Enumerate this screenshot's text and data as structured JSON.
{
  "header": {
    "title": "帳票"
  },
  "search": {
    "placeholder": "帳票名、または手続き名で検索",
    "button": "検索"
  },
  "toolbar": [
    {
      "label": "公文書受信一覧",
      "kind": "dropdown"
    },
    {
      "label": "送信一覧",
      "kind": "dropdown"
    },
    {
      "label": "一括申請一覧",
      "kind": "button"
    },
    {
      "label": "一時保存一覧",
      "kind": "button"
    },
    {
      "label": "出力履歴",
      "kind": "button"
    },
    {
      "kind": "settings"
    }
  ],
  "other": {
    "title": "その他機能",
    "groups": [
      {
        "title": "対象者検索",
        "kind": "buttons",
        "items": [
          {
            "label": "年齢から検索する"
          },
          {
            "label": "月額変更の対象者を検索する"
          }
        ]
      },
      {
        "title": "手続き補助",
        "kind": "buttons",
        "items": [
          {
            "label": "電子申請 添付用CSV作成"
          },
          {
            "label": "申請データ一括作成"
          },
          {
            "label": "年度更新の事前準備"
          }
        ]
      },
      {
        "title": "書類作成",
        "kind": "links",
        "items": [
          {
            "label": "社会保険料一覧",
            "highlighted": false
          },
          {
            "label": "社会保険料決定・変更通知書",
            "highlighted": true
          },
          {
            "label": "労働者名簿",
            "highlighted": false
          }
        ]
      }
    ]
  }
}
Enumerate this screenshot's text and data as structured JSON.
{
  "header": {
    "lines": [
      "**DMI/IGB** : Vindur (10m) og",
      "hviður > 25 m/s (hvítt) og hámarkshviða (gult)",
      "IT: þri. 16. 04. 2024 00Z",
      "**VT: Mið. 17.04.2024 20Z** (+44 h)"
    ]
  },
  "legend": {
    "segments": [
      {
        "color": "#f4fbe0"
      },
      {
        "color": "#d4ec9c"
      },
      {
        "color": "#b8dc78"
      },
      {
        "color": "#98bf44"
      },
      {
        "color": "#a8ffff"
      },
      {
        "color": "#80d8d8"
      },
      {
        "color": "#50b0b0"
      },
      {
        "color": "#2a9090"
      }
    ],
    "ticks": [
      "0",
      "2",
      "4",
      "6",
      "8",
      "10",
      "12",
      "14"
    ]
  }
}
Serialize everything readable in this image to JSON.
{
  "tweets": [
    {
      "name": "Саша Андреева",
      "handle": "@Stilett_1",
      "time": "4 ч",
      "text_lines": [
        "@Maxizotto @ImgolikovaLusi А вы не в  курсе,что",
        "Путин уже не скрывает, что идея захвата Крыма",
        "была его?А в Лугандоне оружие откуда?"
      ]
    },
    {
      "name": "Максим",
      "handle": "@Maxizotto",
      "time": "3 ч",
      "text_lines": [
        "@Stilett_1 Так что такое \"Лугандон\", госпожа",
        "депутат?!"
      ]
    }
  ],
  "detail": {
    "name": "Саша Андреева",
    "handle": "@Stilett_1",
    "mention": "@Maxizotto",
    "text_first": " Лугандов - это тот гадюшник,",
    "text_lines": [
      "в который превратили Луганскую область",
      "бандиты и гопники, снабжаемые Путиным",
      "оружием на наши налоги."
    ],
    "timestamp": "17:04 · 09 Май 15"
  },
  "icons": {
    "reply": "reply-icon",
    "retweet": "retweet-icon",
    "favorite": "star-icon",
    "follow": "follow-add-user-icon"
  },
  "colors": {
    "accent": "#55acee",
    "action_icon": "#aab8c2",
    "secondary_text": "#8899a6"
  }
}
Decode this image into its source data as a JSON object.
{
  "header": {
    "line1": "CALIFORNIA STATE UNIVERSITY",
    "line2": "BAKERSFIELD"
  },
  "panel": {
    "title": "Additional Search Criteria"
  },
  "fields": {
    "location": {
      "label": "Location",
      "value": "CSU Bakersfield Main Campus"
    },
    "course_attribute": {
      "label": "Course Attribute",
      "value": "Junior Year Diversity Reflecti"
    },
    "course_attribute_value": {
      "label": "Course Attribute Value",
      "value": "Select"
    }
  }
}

────────────────

## PROBLEM REQUIREMENTS
Retype all the material above precisely, with no line left out.

## FINAL RESULT
Enumerate this screenshot's text and data as structured JSON.
{
  "header": {
    "title": "帳票"
  },
  "search": {
    "placeholder": "帳票名、または手続き名で検索",
    "button": "検索"
  },
  "toolbar": [
    {
      "label": "公文書受信一覧",
      "kind": "dropdown"
    },
    {
      "label": "送信一覧",
      "kind": "dropdown"
    },
    {
      "label": "一括申請一覧",
      "kind": "button"
    },
    {
      "label": "一時保存一覧",
      "kind": "button"
    },
    {
      "label": "出力履歴",
      "kind": "button"
    },
    {
      "kind": "settings"
    }
  ],
  "other": {
    "title": "その他機能",
    "groups": [
      {
        "title": "対象者検索",
        "kind": "buttons",
        "items": [
          {
            "label": "年齢から検索する"
          },
          {
            "label": "月額変更の対象者を検索する"
          }
        ]
      },
      {
        "title": "手続き補助",
        "kind": "buttons",
        "items": [
          {
            "label": "電子申請 添付用CSV作成"
          },
          {
            "label": "申請データ一括作成"
          },
          {
            "label": "年度更新の事前準備"
          }
        ]
      },
      {
        "title": "書類作成",
        "kind": "links",
        "items": [
          {
            "label": "社会保険料一覧",
            "highlighted": false
          },
          {
            "label": "社会保険料決定・変更通知書",
            "highlighted": true
          },
          {
            "label": "労働者名簿",
            "highlighted": false
          }
        ]
      }
    ]
  }
}
Enumerate this screenshot's text and data as structured JSON.
{
  "header": {
    "lines": [
      "**DMI/IGB** : Vindur (10m) og",
      "hviður > 25 m/s (hvítt) og hámarkshviða (gult)",
      "IT: þri. 16. 04. 2024 00Z",
      "**VT: Mið. 17.04.2024 20Z** (+44 h)"
    ]
  },
  "legend": {
    "segments": [
      {
        "color": "#f4fbe0"
      },
      {
        "color": "#d4ec9c"
      },
      {
        "color": "#b8dc78"
      },
      {
        "color": "#98bf44"
      },
      {
        "color": "#a8ffff"
      },
      {
        "color": "#80d8d8"
      },
      {
        "color": "#50b0b0"
      },
      {
        "color": "#2a9090"
      }
    ],
    "ticks": [
      "0",
      "2",
      "4",
      "6",
      "8",
      "10",
      "12",
      "14"
    ]
  }
}
Serialize everything readable in this image to JSON.
{
  "tweets": [
    {
      "name": "Саша Андреева",
      "handle": "@Stilett_1",
      "time": "4 ч",
      "text_lines": [
        "@Maxizotto @ImgolikovaLusi А вы не в  курсе,что",
        "Путин уже не скрывает, что идея захвата Крыма",
        "была его?А в Лугандоне оружие откуда?"
      ]
    },
    {
      "name": "Максим",
      "handle": "@Maxizotto",
      "time": "3 ч",
      "text_lines": [
        "@Stilett_1 Так что такое \"Лугандон\", госпожа",
        "депутат?!"
      ]
    }
  ],
  "detail": {
    "name": "Саша Андреева",
    "handle": "@Stilett_1",
    "mention": "@Maxizotto",
    "text_first": " Лугандов - это тот гадюшник,",
    "text_lines": [
      "в который превратили Луганскую область",
      "бандиты и гопники, снабжаемые Путиным",
      "оружием на наши налоги."
    ],
    "timestamp": "17:04 · 09 Май 15"
  },
  "icons": {
    "reply": "reply-icon",
    "retweet": "retweet-icon",
    "favorite": "star-icon",
    "follow": "follow-add-user-icon"
  },
  "colors": {
    "accent": "#55acee",
    "action_icon": "#aab8c2",
    "secondary_text": "#8899a6"
  }
}
Decode this image into its source data as a JSON object.
{
  "header": {
    "line1": "CALIFORNIA STATE UNIVERSITY",
    "line2": "BAKERSFIELD"
  },
  "panel": {
    "title": "Additional Search Criteria"
  },
  "fields": {
    "location": {
      "label": "Location",
      "value": "CSU Bakersfield Main Campus"
    },
    "course_attribute": {
      "label": "Course Attribute",
      "value": "Junior Year Diversity Reflecti"
    },
    "course_attribute_value": {
      "label": "Course Attribute Value",
      "value": "Select"
    }
  }
}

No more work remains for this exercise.